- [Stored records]
━━━

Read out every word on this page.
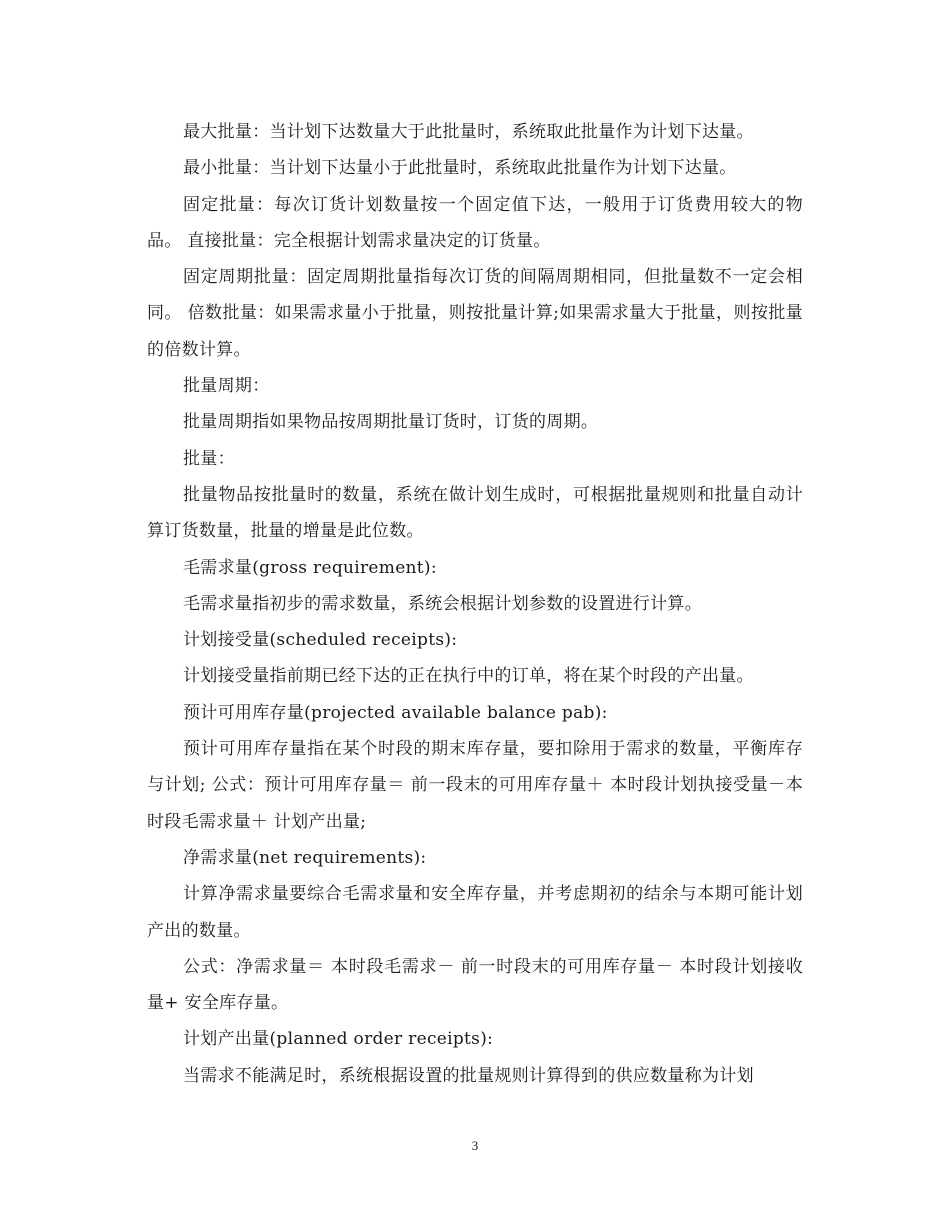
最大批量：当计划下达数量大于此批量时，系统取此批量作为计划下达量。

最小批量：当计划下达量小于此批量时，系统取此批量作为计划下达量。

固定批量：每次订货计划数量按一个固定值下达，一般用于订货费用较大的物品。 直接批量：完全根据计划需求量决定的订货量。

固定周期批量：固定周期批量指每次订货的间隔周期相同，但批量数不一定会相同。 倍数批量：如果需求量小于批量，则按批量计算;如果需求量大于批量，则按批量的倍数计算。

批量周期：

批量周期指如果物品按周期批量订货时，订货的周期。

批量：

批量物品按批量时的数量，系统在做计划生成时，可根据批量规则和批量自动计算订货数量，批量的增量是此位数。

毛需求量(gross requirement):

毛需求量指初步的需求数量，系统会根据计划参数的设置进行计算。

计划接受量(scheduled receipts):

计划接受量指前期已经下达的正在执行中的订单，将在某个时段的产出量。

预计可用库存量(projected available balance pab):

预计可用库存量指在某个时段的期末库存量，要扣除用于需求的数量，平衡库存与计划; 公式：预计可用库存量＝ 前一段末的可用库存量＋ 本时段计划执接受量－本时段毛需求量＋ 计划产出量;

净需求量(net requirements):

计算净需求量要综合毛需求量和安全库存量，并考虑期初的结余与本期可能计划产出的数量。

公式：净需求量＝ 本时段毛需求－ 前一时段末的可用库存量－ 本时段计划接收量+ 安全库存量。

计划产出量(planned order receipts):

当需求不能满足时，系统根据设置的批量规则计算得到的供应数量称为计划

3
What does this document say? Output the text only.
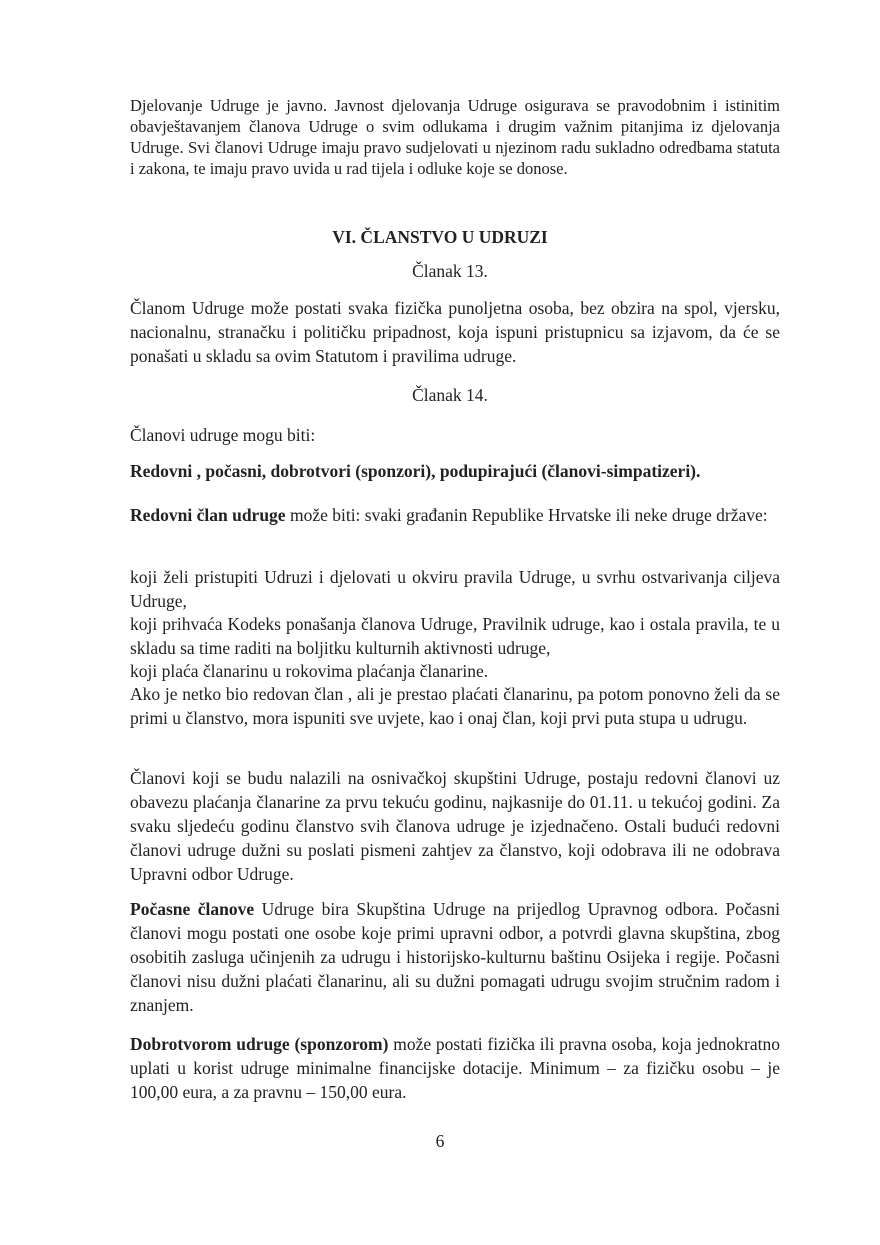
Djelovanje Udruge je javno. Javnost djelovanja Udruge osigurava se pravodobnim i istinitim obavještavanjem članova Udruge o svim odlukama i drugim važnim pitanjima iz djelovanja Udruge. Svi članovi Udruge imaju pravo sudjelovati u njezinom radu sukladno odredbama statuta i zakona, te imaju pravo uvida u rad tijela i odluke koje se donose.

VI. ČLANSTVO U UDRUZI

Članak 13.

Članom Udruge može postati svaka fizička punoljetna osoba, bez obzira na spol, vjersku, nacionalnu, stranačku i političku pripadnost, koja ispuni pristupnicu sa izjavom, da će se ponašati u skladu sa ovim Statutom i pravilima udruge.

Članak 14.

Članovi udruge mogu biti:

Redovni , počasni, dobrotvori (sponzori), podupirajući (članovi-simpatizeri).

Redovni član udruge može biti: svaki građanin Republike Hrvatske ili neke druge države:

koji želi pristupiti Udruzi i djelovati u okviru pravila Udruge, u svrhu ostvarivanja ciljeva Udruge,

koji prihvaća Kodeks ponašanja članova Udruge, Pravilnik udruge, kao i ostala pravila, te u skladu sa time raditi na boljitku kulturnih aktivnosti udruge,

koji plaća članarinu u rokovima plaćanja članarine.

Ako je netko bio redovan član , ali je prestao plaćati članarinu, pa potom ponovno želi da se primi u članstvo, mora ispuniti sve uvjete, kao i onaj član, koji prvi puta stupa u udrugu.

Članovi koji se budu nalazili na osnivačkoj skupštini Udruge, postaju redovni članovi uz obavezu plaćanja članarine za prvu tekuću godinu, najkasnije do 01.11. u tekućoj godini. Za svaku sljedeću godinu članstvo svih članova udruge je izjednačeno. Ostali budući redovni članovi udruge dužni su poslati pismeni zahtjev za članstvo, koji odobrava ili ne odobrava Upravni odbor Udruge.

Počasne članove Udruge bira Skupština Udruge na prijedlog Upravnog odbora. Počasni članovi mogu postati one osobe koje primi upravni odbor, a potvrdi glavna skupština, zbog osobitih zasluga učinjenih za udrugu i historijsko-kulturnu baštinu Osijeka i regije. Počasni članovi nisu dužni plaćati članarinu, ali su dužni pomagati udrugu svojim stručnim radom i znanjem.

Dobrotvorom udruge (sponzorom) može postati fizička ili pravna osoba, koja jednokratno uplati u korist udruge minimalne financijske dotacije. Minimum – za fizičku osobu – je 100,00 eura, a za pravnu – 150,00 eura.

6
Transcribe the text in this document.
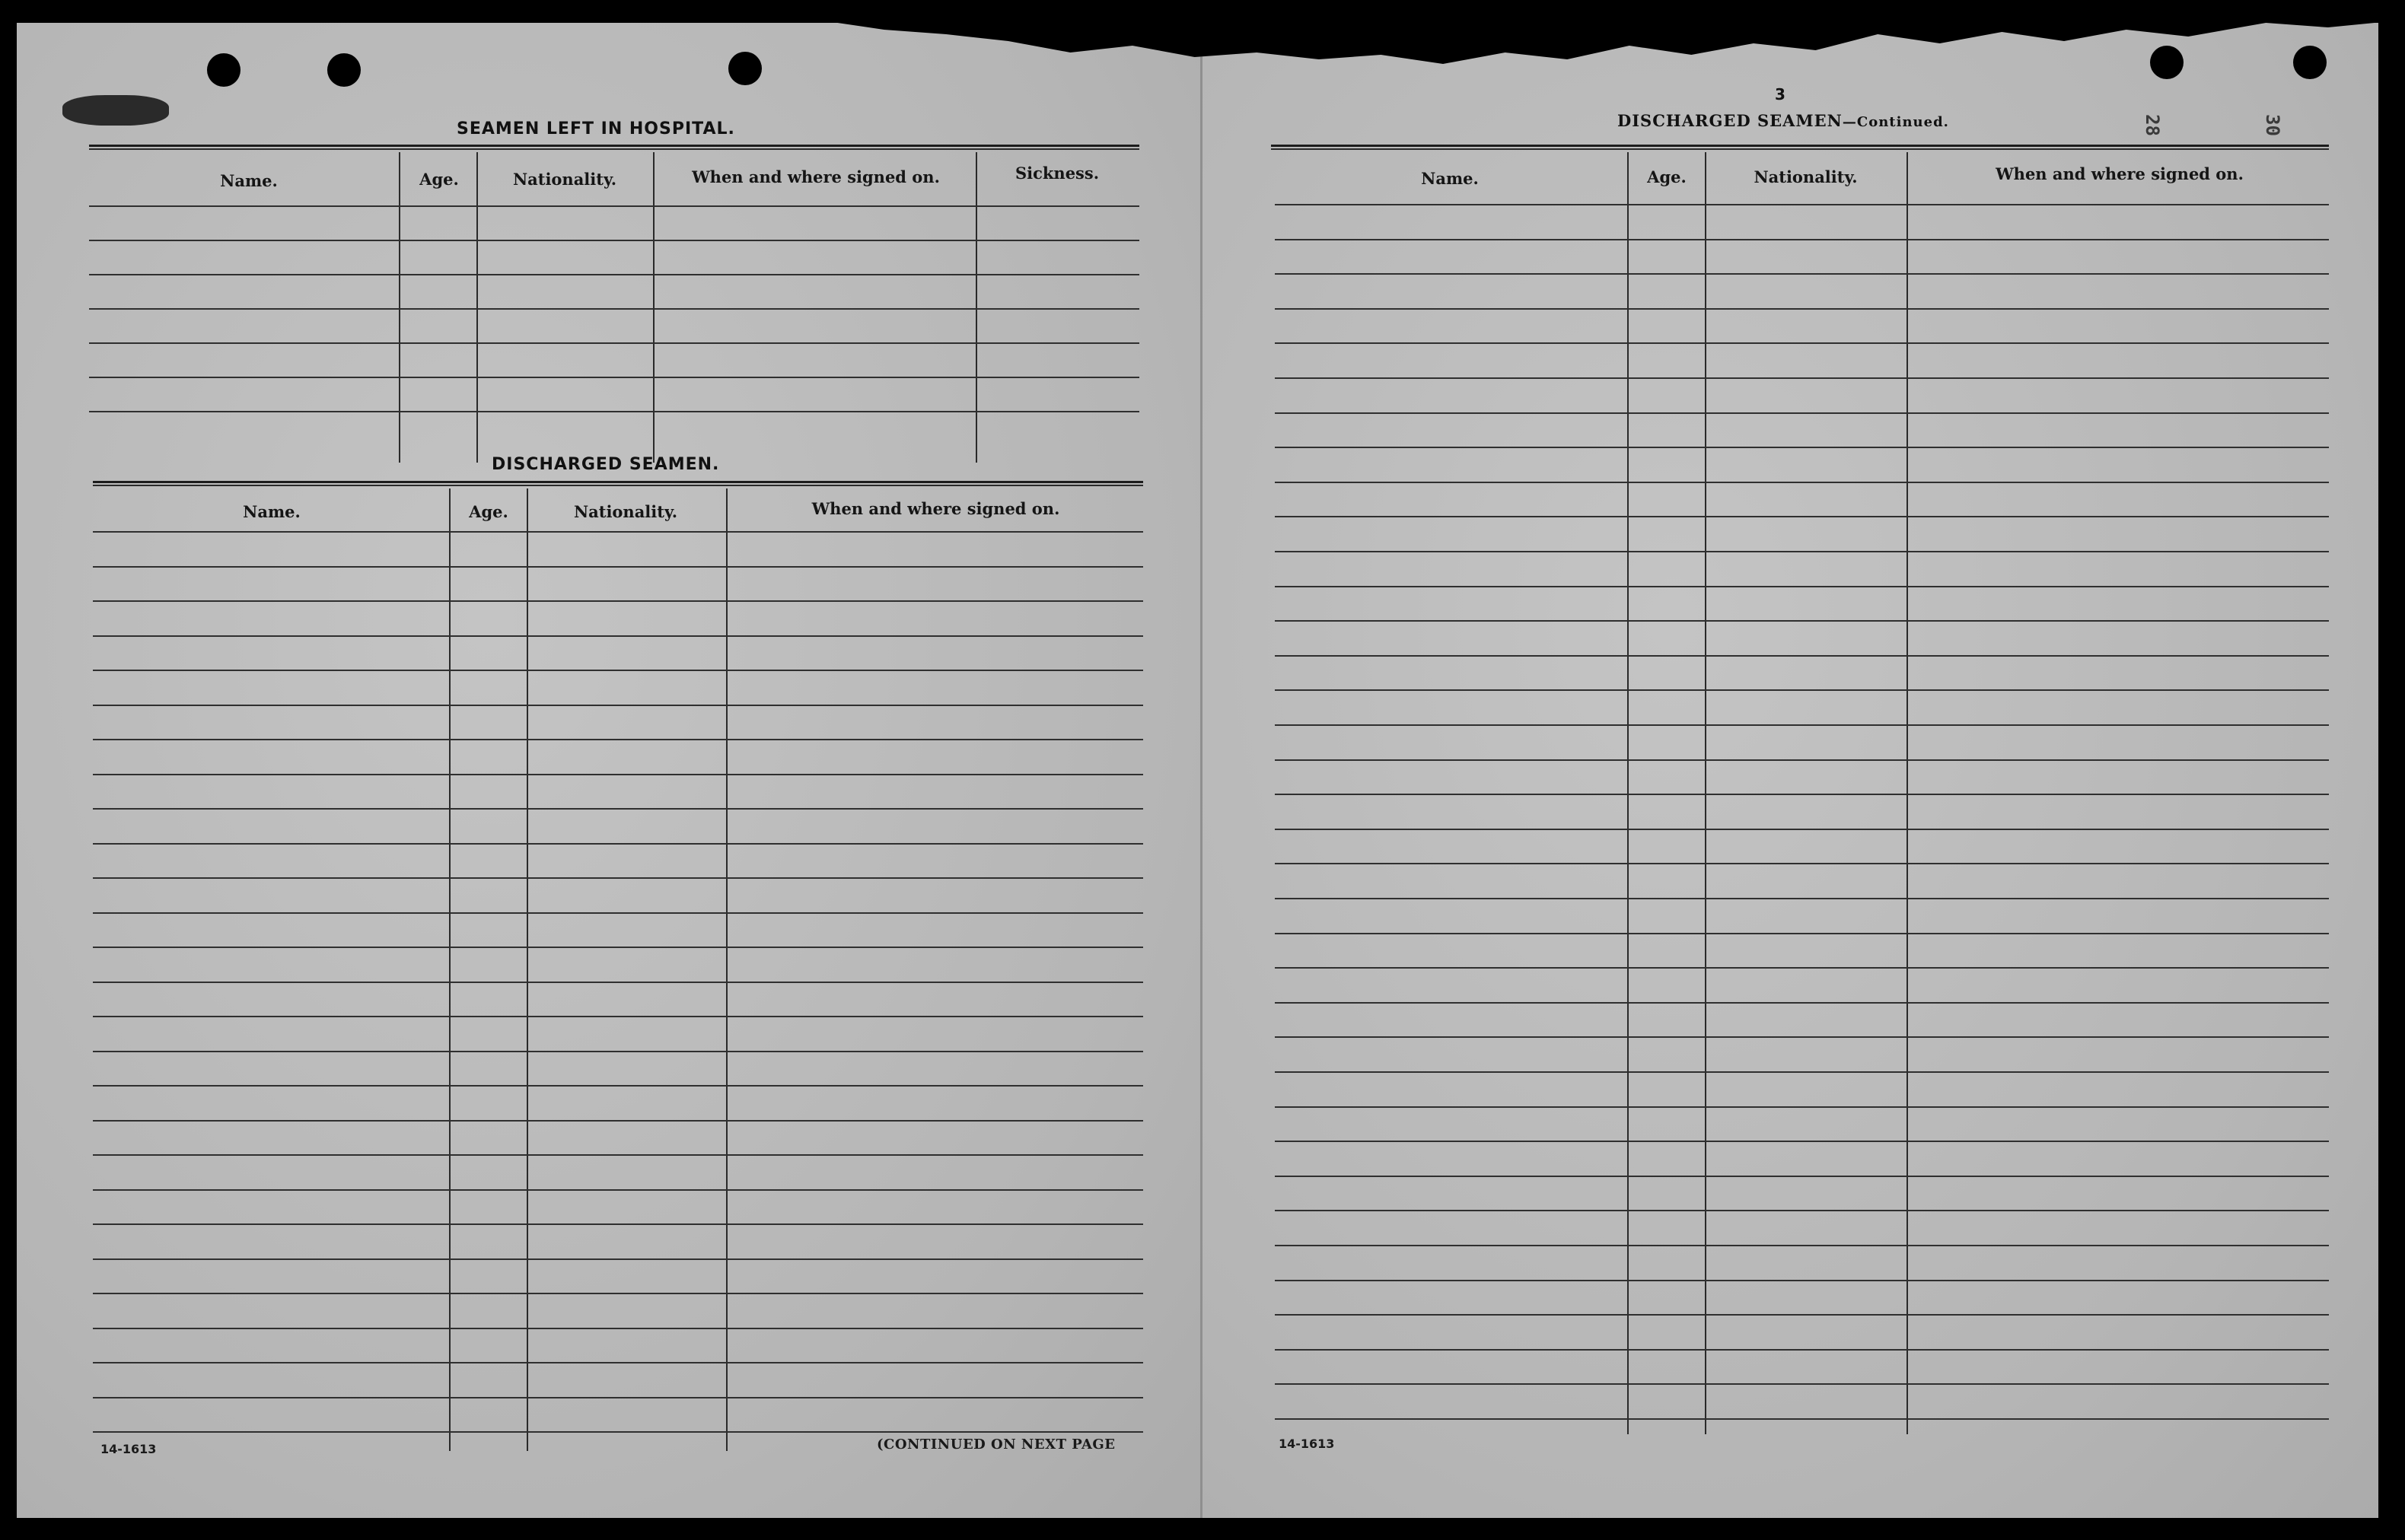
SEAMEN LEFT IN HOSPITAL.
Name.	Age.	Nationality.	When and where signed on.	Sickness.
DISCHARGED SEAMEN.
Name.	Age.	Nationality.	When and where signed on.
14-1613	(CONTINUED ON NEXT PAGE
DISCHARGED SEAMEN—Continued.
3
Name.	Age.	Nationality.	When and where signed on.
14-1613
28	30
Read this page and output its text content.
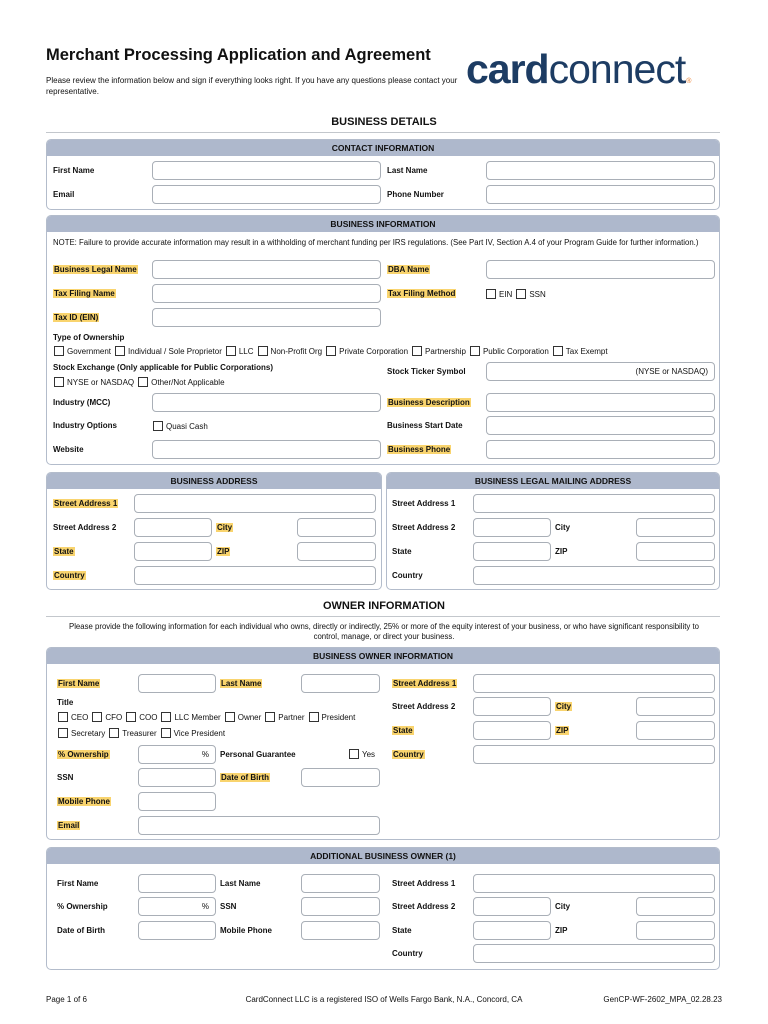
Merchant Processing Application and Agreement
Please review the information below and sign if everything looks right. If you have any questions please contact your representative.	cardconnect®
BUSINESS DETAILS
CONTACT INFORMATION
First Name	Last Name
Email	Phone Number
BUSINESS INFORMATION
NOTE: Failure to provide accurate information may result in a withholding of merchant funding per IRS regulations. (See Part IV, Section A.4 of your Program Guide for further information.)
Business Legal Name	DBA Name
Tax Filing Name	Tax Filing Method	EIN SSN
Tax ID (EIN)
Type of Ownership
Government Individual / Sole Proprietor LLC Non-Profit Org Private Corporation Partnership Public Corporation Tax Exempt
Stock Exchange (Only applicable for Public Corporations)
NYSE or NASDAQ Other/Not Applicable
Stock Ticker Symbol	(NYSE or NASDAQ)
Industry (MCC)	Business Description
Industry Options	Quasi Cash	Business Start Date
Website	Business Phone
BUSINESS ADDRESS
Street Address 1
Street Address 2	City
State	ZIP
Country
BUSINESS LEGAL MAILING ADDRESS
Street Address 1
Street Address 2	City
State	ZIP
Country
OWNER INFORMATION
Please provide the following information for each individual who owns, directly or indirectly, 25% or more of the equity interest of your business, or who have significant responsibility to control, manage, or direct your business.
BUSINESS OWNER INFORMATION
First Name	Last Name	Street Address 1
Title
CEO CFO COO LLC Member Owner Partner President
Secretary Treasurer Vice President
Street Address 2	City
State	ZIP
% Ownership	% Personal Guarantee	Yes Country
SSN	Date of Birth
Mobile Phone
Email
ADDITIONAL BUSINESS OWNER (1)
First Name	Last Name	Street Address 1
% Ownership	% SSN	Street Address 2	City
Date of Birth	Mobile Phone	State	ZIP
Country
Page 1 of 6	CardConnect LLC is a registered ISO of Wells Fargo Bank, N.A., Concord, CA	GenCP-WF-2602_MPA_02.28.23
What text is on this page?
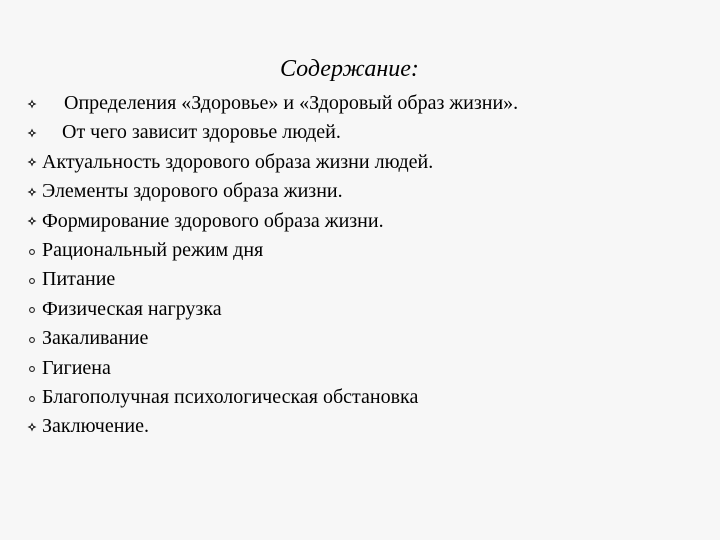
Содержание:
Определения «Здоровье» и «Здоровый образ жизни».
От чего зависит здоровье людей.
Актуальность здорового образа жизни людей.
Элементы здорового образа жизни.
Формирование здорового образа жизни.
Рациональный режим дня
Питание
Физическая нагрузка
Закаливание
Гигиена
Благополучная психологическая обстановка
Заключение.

━━━

- [What needs to be done] Gather every line from the entries above where the word "receipts" appears, and copy them.

- [Expected answer]
计划接受量(scheduled receipts):
计划产出量(planned order receipts):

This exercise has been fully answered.